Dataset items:
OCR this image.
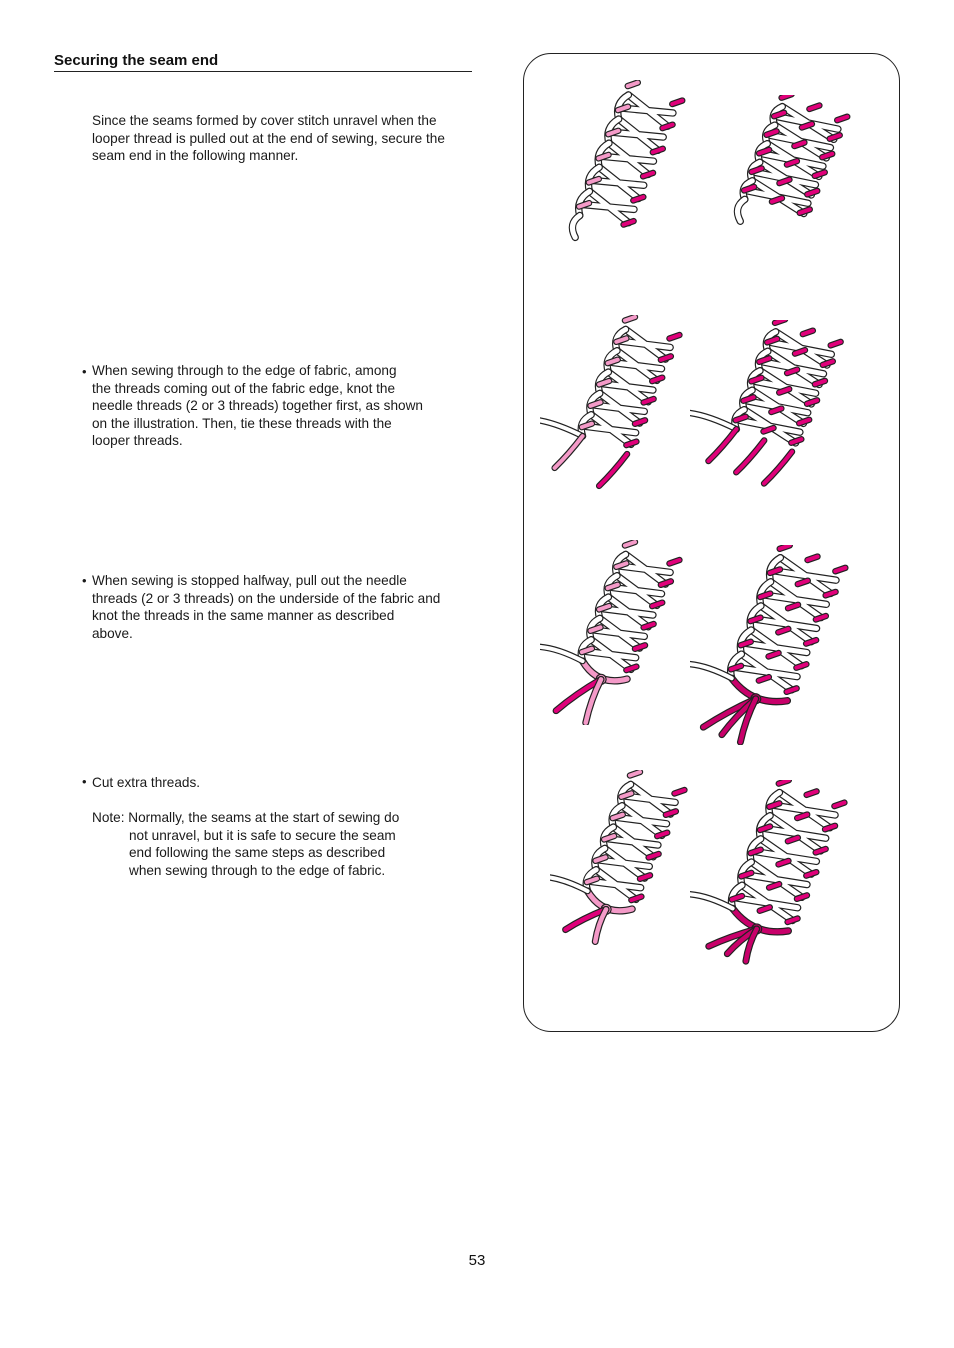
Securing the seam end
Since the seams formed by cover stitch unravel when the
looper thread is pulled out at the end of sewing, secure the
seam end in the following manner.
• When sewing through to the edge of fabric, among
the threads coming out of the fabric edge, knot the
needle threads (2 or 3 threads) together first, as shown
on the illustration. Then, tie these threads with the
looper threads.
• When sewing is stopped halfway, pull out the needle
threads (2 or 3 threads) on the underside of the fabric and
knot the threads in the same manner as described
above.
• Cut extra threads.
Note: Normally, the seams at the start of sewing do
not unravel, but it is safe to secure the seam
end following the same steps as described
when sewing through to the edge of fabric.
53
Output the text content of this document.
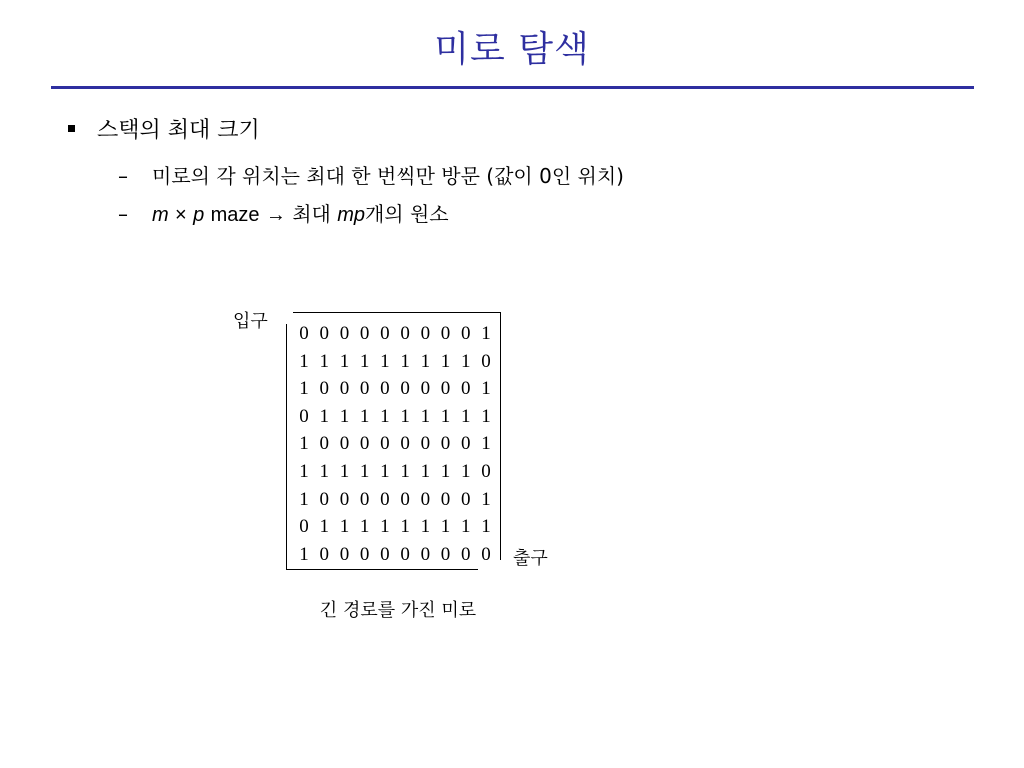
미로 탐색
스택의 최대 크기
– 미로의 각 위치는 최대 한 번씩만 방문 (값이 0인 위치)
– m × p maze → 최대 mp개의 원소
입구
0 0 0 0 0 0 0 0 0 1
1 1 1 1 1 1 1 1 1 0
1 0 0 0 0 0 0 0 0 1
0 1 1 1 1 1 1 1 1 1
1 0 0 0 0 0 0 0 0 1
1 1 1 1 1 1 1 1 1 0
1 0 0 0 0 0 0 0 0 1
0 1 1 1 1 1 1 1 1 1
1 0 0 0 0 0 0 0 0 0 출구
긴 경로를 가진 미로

## WHAT NEEDS TO BE DONE
Output only these lines, word for word: the line containing "Output the text content of this document." and every line after it through the last line of the data. Omit the pictures.

## IN RESPONSE
Output the text content of this document.
미로 탐색
스택의 최대 크기
– 미로의 각 위치는 최대 한 번씩만 방문 (값이 0인 위치)
– m × p maze → 최대 mp개의 원소
입구
0 0 0 0 0 0 0 0 0 1
1 1 1 1 1 1 1 1 1 0
1 0 0 0 0 0 0 0 0 1
0 1 1 1 1 1 1 1 1 1
1 0 0 0 0 0 0 0 0 1
1 1 1 1 1 1 1 1 1 0
1 0 0 0 0 0 0 0 0 1
0 1 1 1 1 1 1 1 1 1
1 0 0 0 0 0 0 0 0 0 출구
긴 경로를 가진 미로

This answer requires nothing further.